┏━━

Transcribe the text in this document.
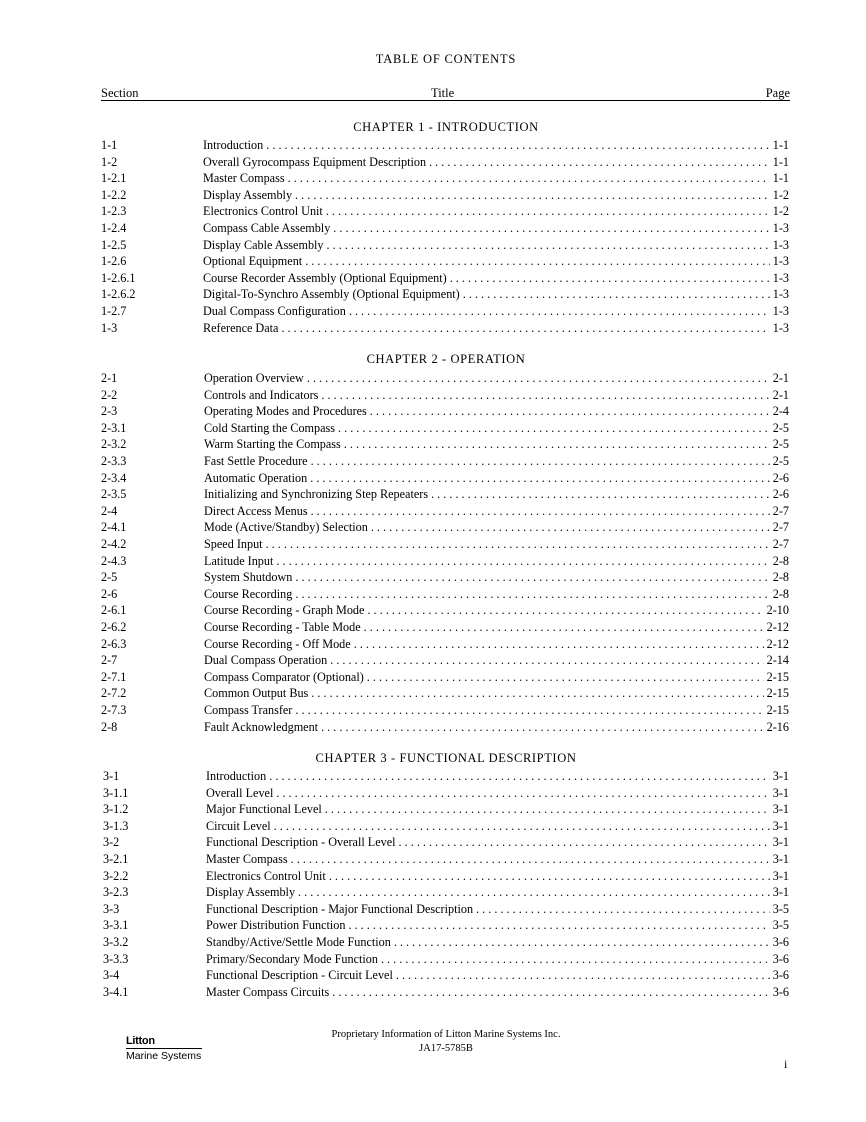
TABLE OF CONTENTS
Section	Title	Page
CHAPTER 1 - INTRODUCTION
1-1	Introduction . . .	1-1
1-2	Overall Gyrocompass Equipment Description . . .	1-1
1-2.1	Master Compass . . .	1-1
1-2.2	Display Assembly . . .	1-2
1-2.3	Electronics Control Unit . . .	1-2
1-2.4	Compass Cable Assembly . . .	1-3
1-2.5	Display Cable Assembly . . .	1-3
1-2.6	Optional Equipment . . .	1-3
1-2.6.1	Course Recorder Assembly (Optional Equipment) . . .	1-3
1-2.6.2	Digital-To-Synchro Assembly (Optional Equipment) . . .	1-3
1-2.7	Dual Compass Configuration . . .	1-3
1-3	Reference Data . . .	1-3
CHAPTER 2 - OPERATION
2-1	Operation Overview . . .	2-1
2-2	Controls and Indicators . . .	2-1
2-3	Operating Modes and Procedures . . .	2-4
2-3.1	Cold Starting the Compass . . .	2-5
2-3.2	Warm Starting the Compass . . .	2-5
2-3.3	Fast Settle Procedure . . .	2-5
2-3.4	Automatic Operation . . .	2-6
2-3.5	Initializing and Synchronizing Step Repeaters . . .	2-6
2-4	Direct Access Menus . . .	2-7
2-4.1	Mode (Active/Standby) Selection . . .	2-7
2-4.2	Speed Input . . .	2-7
2-4.3	Latitude Input . . .	2-8
2-5	System Shutdown . . .	2-8
2-6	Course Recording . . .	2-8
2-6.1	Course Recording - Graph Mode . . .	2-10
2-6.2	Course Recording - Table Mode . . .	2-12
2-6.3	Course Recording - Off Mode . . .	2-12
2-7	Dual Compass Operation . . .	2-14
2-7.1	Compass Comparator (Optional) . . .	2-15
2-7.2	Common Output Bus . . .	2-15
2-7.3	Compass Transfer . . .	2-15
2-8	Fault Acknowledgment . . .	2-16
CHAPTER 3 - FUNCTIONAL DESCRIPTION
3-1	Introduction . . .	3-1
3-1.1	Overall Level . . .	3-1
3-1.2	Major Functional Level . . .	3-1
3-1.3	Circuit Level . . .	3-1
3-2	Functional Description - Overall Level . . .	3-1
3-2.1	Master Compass . . .	3-1
3-2.2	Electronics Control Unit . . .	3-1
3-2.3	Display Assembly . . .	3-1
3-3	Functional Description - Major Functional Description . . .	3-5
3-3.1	Power Distribution Function . . .	3-5
3-3.2	Standby/Active/Settle Mode Function . . .	3-6
3-3.3	Primary/Secondary Mode Function . . .	3-6
3-4	Functional Description - Circuit Level . . .	3-6
3-4.1	Master Compass Circuits . . .	3-6
Proprietary Information of Litton Marine Systems Inc.
JA17-5785B
Litton
Marine Systems
i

┗━━

■ STATED TASK ■
Using the entries above, state how many lines include the word "Master", with no other words.

■ RESULT OF THE TASK ■
3